[Items from a figure collection]
....

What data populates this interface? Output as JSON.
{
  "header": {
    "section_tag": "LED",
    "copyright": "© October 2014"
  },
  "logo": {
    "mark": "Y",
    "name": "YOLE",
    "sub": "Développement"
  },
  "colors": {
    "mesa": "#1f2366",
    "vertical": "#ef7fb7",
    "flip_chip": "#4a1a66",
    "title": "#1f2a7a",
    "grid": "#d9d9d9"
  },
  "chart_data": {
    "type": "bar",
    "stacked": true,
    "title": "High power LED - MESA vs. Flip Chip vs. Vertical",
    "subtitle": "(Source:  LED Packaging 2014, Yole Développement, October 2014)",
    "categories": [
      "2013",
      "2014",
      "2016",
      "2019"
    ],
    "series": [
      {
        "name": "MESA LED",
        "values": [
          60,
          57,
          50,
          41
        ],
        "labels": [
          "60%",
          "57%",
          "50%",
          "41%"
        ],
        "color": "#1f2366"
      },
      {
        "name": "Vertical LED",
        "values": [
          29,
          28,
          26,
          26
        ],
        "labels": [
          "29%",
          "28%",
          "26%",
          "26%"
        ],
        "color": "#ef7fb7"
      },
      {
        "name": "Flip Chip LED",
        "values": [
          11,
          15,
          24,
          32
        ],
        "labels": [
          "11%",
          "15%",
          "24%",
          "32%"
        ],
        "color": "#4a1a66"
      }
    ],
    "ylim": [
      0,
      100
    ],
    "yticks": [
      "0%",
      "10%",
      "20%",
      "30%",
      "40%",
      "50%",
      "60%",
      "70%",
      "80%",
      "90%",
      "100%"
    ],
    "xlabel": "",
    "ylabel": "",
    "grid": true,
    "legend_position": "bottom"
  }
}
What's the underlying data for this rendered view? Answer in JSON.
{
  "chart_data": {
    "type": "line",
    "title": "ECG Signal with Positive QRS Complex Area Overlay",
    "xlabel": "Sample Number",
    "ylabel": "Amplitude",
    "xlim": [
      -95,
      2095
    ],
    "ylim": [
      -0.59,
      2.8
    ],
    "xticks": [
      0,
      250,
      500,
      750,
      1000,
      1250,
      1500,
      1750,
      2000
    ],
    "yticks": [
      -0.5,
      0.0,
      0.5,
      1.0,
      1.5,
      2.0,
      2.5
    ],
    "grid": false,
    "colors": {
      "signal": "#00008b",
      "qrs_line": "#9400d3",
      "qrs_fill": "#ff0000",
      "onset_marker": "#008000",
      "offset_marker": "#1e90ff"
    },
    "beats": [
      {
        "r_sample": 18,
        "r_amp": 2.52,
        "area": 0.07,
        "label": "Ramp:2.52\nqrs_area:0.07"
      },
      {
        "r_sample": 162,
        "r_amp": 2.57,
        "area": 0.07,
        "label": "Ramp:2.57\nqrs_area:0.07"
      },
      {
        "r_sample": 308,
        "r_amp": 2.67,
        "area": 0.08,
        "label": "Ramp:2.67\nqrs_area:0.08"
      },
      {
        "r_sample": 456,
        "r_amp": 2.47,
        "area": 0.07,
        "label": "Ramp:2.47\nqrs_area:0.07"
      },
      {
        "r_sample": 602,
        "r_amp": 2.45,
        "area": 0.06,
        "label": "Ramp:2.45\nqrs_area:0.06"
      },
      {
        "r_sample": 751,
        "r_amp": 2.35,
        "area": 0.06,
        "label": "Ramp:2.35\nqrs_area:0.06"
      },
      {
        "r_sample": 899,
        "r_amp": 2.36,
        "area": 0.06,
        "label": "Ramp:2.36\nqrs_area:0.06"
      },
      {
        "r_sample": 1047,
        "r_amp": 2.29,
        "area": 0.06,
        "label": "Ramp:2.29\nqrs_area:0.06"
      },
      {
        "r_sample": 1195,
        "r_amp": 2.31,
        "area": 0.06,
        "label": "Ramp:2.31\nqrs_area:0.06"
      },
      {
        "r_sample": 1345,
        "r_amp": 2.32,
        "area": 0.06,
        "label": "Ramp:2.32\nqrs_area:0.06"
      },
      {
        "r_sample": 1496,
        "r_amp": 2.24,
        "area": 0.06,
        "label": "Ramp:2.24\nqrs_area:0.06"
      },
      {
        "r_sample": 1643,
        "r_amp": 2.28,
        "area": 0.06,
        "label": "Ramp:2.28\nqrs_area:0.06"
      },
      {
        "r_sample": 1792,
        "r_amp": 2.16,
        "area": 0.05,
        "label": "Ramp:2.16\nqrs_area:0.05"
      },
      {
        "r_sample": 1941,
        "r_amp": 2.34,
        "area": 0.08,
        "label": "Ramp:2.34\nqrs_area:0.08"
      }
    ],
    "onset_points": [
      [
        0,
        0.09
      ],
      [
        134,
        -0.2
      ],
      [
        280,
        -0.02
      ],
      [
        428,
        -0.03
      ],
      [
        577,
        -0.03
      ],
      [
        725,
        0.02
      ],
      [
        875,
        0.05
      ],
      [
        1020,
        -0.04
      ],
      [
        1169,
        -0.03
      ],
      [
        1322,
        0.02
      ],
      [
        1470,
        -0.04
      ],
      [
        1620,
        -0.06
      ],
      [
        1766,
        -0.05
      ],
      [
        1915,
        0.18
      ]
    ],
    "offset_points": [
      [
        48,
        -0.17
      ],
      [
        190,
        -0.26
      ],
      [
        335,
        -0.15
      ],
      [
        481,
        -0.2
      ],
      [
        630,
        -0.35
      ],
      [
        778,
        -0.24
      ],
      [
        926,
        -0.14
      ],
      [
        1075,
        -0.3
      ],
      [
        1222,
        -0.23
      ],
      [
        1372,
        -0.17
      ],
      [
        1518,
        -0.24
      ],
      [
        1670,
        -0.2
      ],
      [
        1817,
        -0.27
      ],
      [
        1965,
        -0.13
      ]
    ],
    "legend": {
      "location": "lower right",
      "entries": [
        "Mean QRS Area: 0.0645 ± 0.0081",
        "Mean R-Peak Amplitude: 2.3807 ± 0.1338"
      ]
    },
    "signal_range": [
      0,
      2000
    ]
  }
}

....

**Do this**
Reproduce the data in its entirety, matching each character.

**Solution to this exercise**
What data populates this interface? Output as JSON.
{
  "header": {
    "section_tag": "LED",
    "copyright": "© October 2014"
  },
  "logo": {
    "mark": "Y",
    "name": "YOLE",
    "sub": "Développement"
  },
  "colors": {
    "mesa": "#1f2366",
    "vertical": "#ef7fb7",
    "flip_chip": "#4a1a66",
    "title": "#1f2a7a",
    "grid": "#d9d9d9"
  },
  "chart_data": {
    "type": "bar",
    "stacked": true,
    "title": "High power LED - MESA vs. Flip Chip vs. Vertical",
    "subtitle": "(Source:  LED Packaging 2014, Yole Développement, October 2014)",
    "categories": [
      "2013",
      "2014",
      "2016",
      "2019"
    ],
    "series": [
      {
        "name": "MESA LED",
        "values": [
          60,
          57,
          50,
          41
        ],
        "labels": [
          "60%",
          "57%",
          "50%",
          "41%"
        ],
        "color": "#1f2366"
      },
      {
        "name": "Vertical LED",
        "values": [
          29,
          28,
          26,
          26
        ],
        "labels": [
          "29%",
          "28%",
          "26%",
          "26%"
        ],
        "color": "#ef7fb7"
      },
      {
        "name": "Flip Chip LED",
        "values": [
          11,
          15,
          24,
          32
        ],
        "labels": [
          "11%",
          "15%",
          "24%",
          "32%"
        ],
        "color": "#4a1a66"
      }
    ],
    "ylim": [
      0,
      100
    ],
    "yticks": [
      "0%",
      "10%",
      "20%",
      "30%",
      "40%",
      "50%",
      "60%",
      "70%",
      "80%",
      "90%",
      "100%"
    ],
    "xlabel": "",
    "ylabel": "",
    "grid": true,
    "legend_position": "bottom"
  }
}
What's the underlying data for this rendered view? Answer in JSON.
{
  "chart_data": {
    "type": "line",
    "title": "ECG Signal with Positive QRS Complex Area Overlay",
    "xlabel": "Sample Number",
    "ylabel": "Amplitude",
    "xlim": [
      -95,
      2095
    ],
    "ylim": [
      -0.59,
      2.8
    ],
    "xticks": [
      0,
      250,
      500,
      750,
      1000,
      1250,
      1500,
      1750,
      2000
    ],
    "yticks": [
      -0.5,
      0.0,
      0.5,
      1.0,
      1.5,
      2.0,
      2.5
    ],
    "grid": false,
    "colors": {
      "signal": "#00008b",
      "qrs_line": "#9400d3",
      "qrs_fill": "#ff0000",
      "onset_marker": "#008000",
      "offset_marker": "#1e90ff"
    },
    "beats": [
      {
        "r_sample": 18,
        "r_amp": 2.52,
        "area": 0.07,
        "label": "Ramp:2.52\nqrs_area:0.07"
      },
      {
        "r_sample": 162,
        "r_amp": 2.57,
        "area": 0.07,
        "label": "Ramp:2.57\nqrs_area:0.07"
      },
      {
        "r_sample": 308,
        "r_amp": 2.67,
        "area": 0.08,
        "label": "Ramp:2.67\nqrs_area:0.08"
      },
      {
        "r_sample": 456,
        "r_amp": 2.47,
        "area": 0.07,
        "label": "Ramp:2.47\nqrs_area:0.07"
      },
      {
        "r_sample": 602,
        "r_amp": 2.45,
        "area": 0.06,
        "label": "Ramp:2.45\nqrs_area:0.06"
      },
      {
        "r_sample": 751,
        "r_amp": 2.35,
        "area": 0.06,
        "label": "Ramp:2.35\nqrs_area:0.06"
      },
      {
        "r_sample": 899,
        "r_amp": 2.36,
        "area": 0.06,
        "label": "Ramp:2.36\nqrs_area:0.06"
      },
      {
        "r_sample": 1047,
        "r_amp": 2.29,
        "area": 0.06,
        "label": "Ramp:2.29\nqrs_area:0.06"
      },
      {
        "r_sample": 1195,
        "r_amp": 2.31,
        "area": 0.06,
        "label": "Ramp:2.31\nqrs_area:0.06"
      },
      {
        "r_sample": 1345,
        "r_amp": 2.32,
        "area": 0.06,
        "label": "Ramp:2.32\nqrs_area:0.06"
      },
      {
        "r_sample": 1496,
        "r_amp": 2.24,
        "area": 0.06,
        "label": "Ramp:2.24\nqrs_area:0.06"
      },
      {
        "r_sample": 1643,
        "r_amp": 2.28,
        "area": 0.06,
        "label": "Ramp:2.28\nqrs_area:0.06"
      },
      {
        "r_sample": 1792,
        "r_amp": 2.16,
        "area": 0.05,
        "label": "Ramp:2.16\nqrs_area:0.05"
      },
      {
        "r_sample": 1941,
        "r_amp": 2.34,
        "area": 0.08,
        "label": "Ramp:2.34\nqrs_area:0.08"
      }
    ],
    "onset_points": [
      [
        0,
        0.09
      ],
      [
        134,
        -0.2
      ],
      [
        280,
        -0.02
      ],
      [
        428,
        -0.03
      ],
      [
        577,
        -0.03
      ],
      [
        725,
        0.02
      ],
      [
        875,
        0.05
      ],
      [
        1020,
        -0.04
      ],
      [
        1169,
        -0.03
      ],
      [
        1322,
        0.02
      ],
      [
        1470,
        -0.04
      ],
      [
        1620,
        -0.06
      ],
      [
        1766,
        -0.05
      ],
      [
        1915,
        0.18
      ]
    ],
    "offset_points": [
      [
        48,
        -0.17
      ],
      [
        190,
        -0.26
      ],
      [
        335,
        -0.15
      ],
      [
        481,
        -0.2
      ],
      [
        630,
        -0.35
      ],
      [
        778,
        -0.24
      ],
      [
        926,
        -0.14
      ],
      [
        1075,
        -0.3
      ],
      [
        1222,
        -0.23
      ],
      [
        1372,
        -0.17
      ],
      [
        1518,
        -0.24
      ],
      [
        1670,
        -0.2
      ],
      [
        1817,
        -0.27
      ],
      [
        1965,
        -0.13
      ]
    ],
    "legend": {
      "location": "lower right",
      "entries": [
        "Mean QRS Area: 0.0645 ± 0.0081",
        "Mean R-Peak Amplitude: 2.3807 ± 0.1338"
      ]
    },
    "signal_range": [
      0,
      2000
    ]
  }
}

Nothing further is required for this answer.